‘Silicon Valley Hippies Destroying Music’: U2 Manager Misses The Point Entirely
Following on from the Qtrax debacle, we now have more hilarity from the MIDEM conference. This time it comes from Paul McGuinness, who has managed U2 very successfully for 30 years. His speech titled “The Online Bonanza: Who is making all the money and why aren’t they sharing it?” has been covered elsewhere, but I thought it was worth dissecting somewhat.
In a scathing attack on technology companies and ISPs at the MIDEM conference in Cannes, he begins with an insight into the root causes of the record industry’s woes:
It’s interesting to look at the character of the individuals who built the industries that resulted from the arrival of the microprocessor. Most of them came out of the so-called counterculture on the west coast of America. Their values were hippy values…. And embedded deep down in the brilliance of those entrepreneurial, hippy values seems to be a disregard for the true value of music.
Um. OK. He carries on.
So what has gone wrong with the recorded music business? More people are listening to music than ever before through many more media than ever before. Part of the problem is that the record companies, through lack of foresight and poor planning, allowed an entire collection of digital industries to arise that enabled the consumer to steal with impunity the very recorded music that had previously been paid for.
The industry missed the boat on the possibilities of digital reproduction and distribution of their content, though it’s not immediately clear which industries he means. Napster?
However he continues
Today, there’s a bigger issue and it’s about the whole relationship between the music and the technology business. Network operators, in particular, have for too long had a free ride on music – on our clients’ content. It’s time for a new approach - time for ISPs to start taking responsibility for the content they’ve profited from for years.
…I’ve met a lot of today’s heroes of Silicon Valley. Most of them don’t really think of themselves as makers of burglary kits. They say “You can use this stuff to email your friends and store and share your photos”. But we all know that there’s more to it than that, don’t we? Kids don’t pay $25 a month for broadband just to share their photos, do their homework and email their pals.
“…ISPs, Telcos and tech companies have enjoyed a bonanza in the last few years off the back of recorded music content. It is time for them to share that with artists and content owners.”

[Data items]

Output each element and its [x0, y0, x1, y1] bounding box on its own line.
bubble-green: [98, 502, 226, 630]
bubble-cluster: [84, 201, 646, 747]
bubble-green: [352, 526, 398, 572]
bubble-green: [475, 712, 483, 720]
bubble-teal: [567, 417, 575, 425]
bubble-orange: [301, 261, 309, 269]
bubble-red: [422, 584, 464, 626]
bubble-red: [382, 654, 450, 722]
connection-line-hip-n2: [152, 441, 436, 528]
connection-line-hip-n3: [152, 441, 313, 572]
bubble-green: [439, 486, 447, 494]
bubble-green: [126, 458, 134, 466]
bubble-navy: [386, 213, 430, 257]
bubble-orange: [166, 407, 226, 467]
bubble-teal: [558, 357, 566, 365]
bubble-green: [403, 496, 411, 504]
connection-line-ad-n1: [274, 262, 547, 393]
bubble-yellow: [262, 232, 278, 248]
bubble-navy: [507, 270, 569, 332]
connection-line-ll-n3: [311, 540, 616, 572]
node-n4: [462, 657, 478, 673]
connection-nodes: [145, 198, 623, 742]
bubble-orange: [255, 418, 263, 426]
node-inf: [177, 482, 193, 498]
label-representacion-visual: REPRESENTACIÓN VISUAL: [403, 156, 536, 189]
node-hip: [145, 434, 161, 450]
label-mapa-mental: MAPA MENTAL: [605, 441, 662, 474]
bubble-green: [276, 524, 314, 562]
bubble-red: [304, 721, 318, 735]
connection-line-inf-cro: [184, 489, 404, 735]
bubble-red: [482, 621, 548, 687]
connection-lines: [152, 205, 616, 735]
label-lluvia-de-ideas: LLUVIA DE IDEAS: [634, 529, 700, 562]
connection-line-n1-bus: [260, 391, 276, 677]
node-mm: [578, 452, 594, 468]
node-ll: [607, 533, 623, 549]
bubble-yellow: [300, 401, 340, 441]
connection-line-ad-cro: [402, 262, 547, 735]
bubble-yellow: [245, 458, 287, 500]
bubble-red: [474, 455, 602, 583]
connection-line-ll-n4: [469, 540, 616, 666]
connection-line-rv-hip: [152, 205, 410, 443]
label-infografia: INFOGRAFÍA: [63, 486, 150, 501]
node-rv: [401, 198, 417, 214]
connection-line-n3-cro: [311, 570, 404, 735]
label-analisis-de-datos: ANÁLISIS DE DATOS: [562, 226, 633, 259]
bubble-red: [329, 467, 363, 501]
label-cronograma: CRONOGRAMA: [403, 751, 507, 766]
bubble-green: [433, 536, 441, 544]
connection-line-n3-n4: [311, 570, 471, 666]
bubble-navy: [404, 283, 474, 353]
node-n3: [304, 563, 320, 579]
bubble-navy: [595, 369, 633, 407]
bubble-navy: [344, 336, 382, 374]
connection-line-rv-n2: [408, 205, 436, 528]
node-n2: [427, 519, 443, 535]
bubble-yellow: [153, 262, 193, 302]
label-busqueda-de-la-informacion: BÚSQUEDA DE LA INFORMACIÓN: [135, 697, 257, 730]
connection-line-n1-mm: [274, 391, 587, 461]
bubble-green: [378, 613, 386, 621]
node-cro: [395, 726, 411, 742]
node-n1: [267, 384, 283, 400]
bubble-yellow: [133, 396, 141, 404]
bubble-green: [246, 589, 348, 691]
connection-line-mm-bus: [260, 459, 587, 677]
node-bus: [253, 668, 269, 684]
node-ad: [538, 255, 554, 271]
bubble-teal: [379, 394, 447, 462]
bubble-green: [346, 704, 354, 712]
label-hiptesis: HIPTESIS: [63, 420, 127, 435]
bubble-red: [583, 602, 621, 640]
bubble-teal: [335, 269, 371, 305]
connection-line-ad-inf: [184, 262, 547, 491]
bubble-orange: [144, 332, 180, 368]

Problem set:
- A) According to the article on Paul McGuinness's MIDEM speech, how long has he managed U2?
- B) Continue the article on Paul McGuinness's MIDEM speech, beginning after its final quotation.

Answers to the exercises:
- A) He has managed U2 for 30 years.

- B)
The stupidity of these statements is simply mind-boggling. The first of his fundamental misunderstandings is that ISPs’ main reason for success is that people have signed up for dial-up and broadband packages mainly to download music. Cause like, there’s nothing else to do with an Internet connection right? There’s no online gaming industry, no home shopping, no Internet banking, no MyFaceFriendsterbooks, no email, no fascinating blogs to read, no instant messaging…
Most of the rest of his speech revolves around this frankly daft premise.
He continues with more lack of understanding,
The legal precedent that device-makers and pipe and network owners should not be held accountable for any criminal activity enabled by their devices and services has been enormously damaging to content owners and developing artists. If you were publishing a magazine that was advertising stolen cars, processing payments for them and arranging delivery of them you’d expect to get a visit from the police wouldn’t you?
ISPs don’t publish the magazine – the better analogy is that they are the post office distributing it. But by the same logic, should the post office be held accountable for and have to pay a percentage of their revenues due to people posting copied CDs to their friends? Should the post office open all of your mail in transit and read it to ensure you aren’t doing anything illegal? This can go further for “criminal activity enabled by devices” – should Ford or BMW be held accountable for people using their cars as getaway vehicles in bank robberies? Should they pay a percentage of their profits to the banks to offset their losses as their devices were used in ‘criminal activity’?
He also clearly misses the analogy with the early sales of VHS and Betamax video recorders - once heralded as the death of the Film industry. Following his logic, makers of those machines should have paid up to compensate the Film industry for piracy. However they turned into huge multi-billion dollar revenue streams for the Film industry, in many cases making more money for films than the original cinematic release.
“Sadly, the recent innovative Radiohead release of a download priced on the honesty box principle seems to have backfired to some extent. It seems that the majority of downloads were through illegal P2P download services like BitTorrent and LimeWire even though the album was available for nothing through the official band site. Notwithstanding the promotional noise, even Radiohead’s honesty box principle showed that if not constrained, the customer will steal music.”
Guess he missed the Radiohead album going to number one then, despite it being given away for free, or it’s a rather strange definition of ‘backfired’ indeed.
Next he suggests ISPs should shut down P2P traffic.
“When the volume of illegal movie and music P2P activity was slowing down their network for legitimate users recently in California, Comcast were able to isolate and close down BitTorrent temporarily without difficulty.”
Though this might not work out that well for them.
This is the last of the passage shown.